* start Recorded information *

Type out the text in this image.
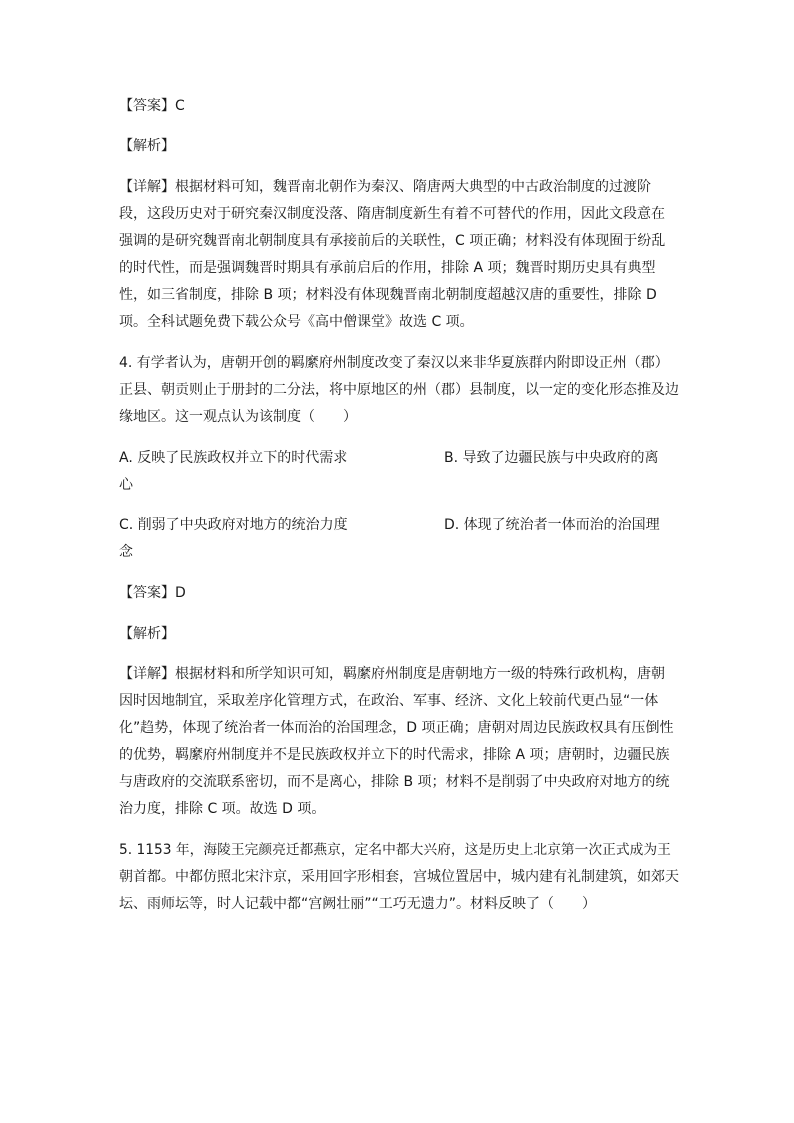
【答案】C
【解析】
【详解】根据材料可知，魏晋南北朝作为秦汉、隋唐两大典型的中古政治制度的过渡阶
段，这段历史对于研究秦汉制度没落、隋唐制度新生有着不可替代的作用，因此文段意在
强调的是研究魏晋南北朝制度具有承接前后的关联性，C 项正确；材料没有体现囿于纷乱
的时代性，而是强调魏晋时期具有承前启后的作用，排除 A 项；魏晋时期历史具有典型
性，如三省制度，排除 B 项；材料没有体现魏晋南北朝制度超越汉唐的重要性，排除 D
项。全科试题免费下载公众号《高中僧课堂》故选 C 项。
4. 有学者认为，唐朝开创的羁縻府州制度改变了秦汉以来非华夏族群内附即设正州（郡）
正县、朝贡则止于册封的二分法，将中原地区的州（郡）县制度，以一定的变化形态推及边
缘地区。这一观点认为该制度（　　）
A. 反映了民族政权并立下的时代需求	B. 导致了边疆民族与中央政府的离
心
C. 削弱了中央政府对地方的统治力度	D. 体现了统治者一体而治的治国理
念
【答案】D
【解析】
【详解】根据材料和所学知识可知，羁縻府州制度是唐朝地方一级的特殊行政机构，唐朝
因时因地制宜，采取差序化管理方式，在政治、军事、经济、文化上较前代更凸显“一体
化”趋势，体现了统治者一体而治的治国理念，D 项正确；唐朝对周边民族政权具有压倒性
的优势，羁縻府州制度并不是民族政权并立下的时代需求，排除 A 项；唐朝时，边疆民族
与唐政府的交流联系密切，而不是离心，排除 B 项；材料不是削弱了中央政府对地方的统
治力度，排除 C 项。故选 D 项。
5. 1153 年，海陵王完颜亮迁都燕京，定名中都大兴府，这是历史上北京第一次正式成为王
朝首都。中都仿照北宋汴京，采用回字形相套，宫城位置居中，城内建有礼制建筑，如郊天
坛、雨师坛等，时人记载中都“宫阙壮丽”“工巧无遗力”。材料反映了（　　）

* end Recorded information *

*Problem statement*.
Quote the material exactly. Pictures stay out.

*Worked solution*.
Type out the text in this image.
【答案】C
【解析】
【详解】根据材料可知，魏晋南北朝作为秦汉、隋唐两大典型的中古政治制度的过渡阶
段，这段历史对于研究秦汉制度没落、隋唐制度新生有着不可替代的作用，因此文段意在
强调的是研究魏晋南北朝制度具有承接前后的关联性，C 项正确；材料没有体现囿于纷乱
的时代性，而是强调魏晋时期具有承前启后的作用，排除 A 项；魏晋时期历史具有典型
性，如三省制度，排除 B 项；材料没有体现魏晋南北朝制度超越汉唐的重要性，排除 D
项。全科试题免费下载公众号《高中僧课堂》故选 C 项。
4. 有学者认为，唐朝开创的羁縻府州制度改变了秦汉以来非华夏族群内附即设正州（郡）
正县、朝贡则止于册封的二分法，将中原地区的州（郡）县制度，以一定的变化形态推及边
缘地区。这一观点认为该制度（　　）
A. 反映了民族政权并立下的时代需求	B. 导致了边疆民族与中央政府的离
心
C. 削弱了中央政府对地方的统治力度	D. 体现了统治者一体而治的治国理
念
【答案】D
【解析】
【详解】根据材料和所学知识可知，羁縻府州制度是唐朝地方一级的特殊行政机构，唐朝
因时因地制宜，采取差序化管理方式，在政治、军事、经济、文化上较前代更凸显“一体
化”趋势，体现了统治者一体而治的治国理念，D 项正确；唐朝对周边民族政权具有压倒性
的优势，羁縻府州制度并不是民族政权并立下的时代需求，排除 A 项；唐朝时，边疆民族
与唐政府的交流联系密切，而不是离心，排除 B 项；材料不是削弱了中央政府对地方的统
治力度，排除 C 项。故选 D 项。
5. 1153 年，海陵王完颜亮迁都燕京，定名中都大兴府，这是历史上北京第一次正式成为王
朝首都。中都仿照北宋汴京，采用回字形相套，宫城位置居中，城内建有礼制建筑，如郊天
坛、雨师坛等，时人记载中都“宫阙壮丽”“工巧无遗力”。材料反映了（　　）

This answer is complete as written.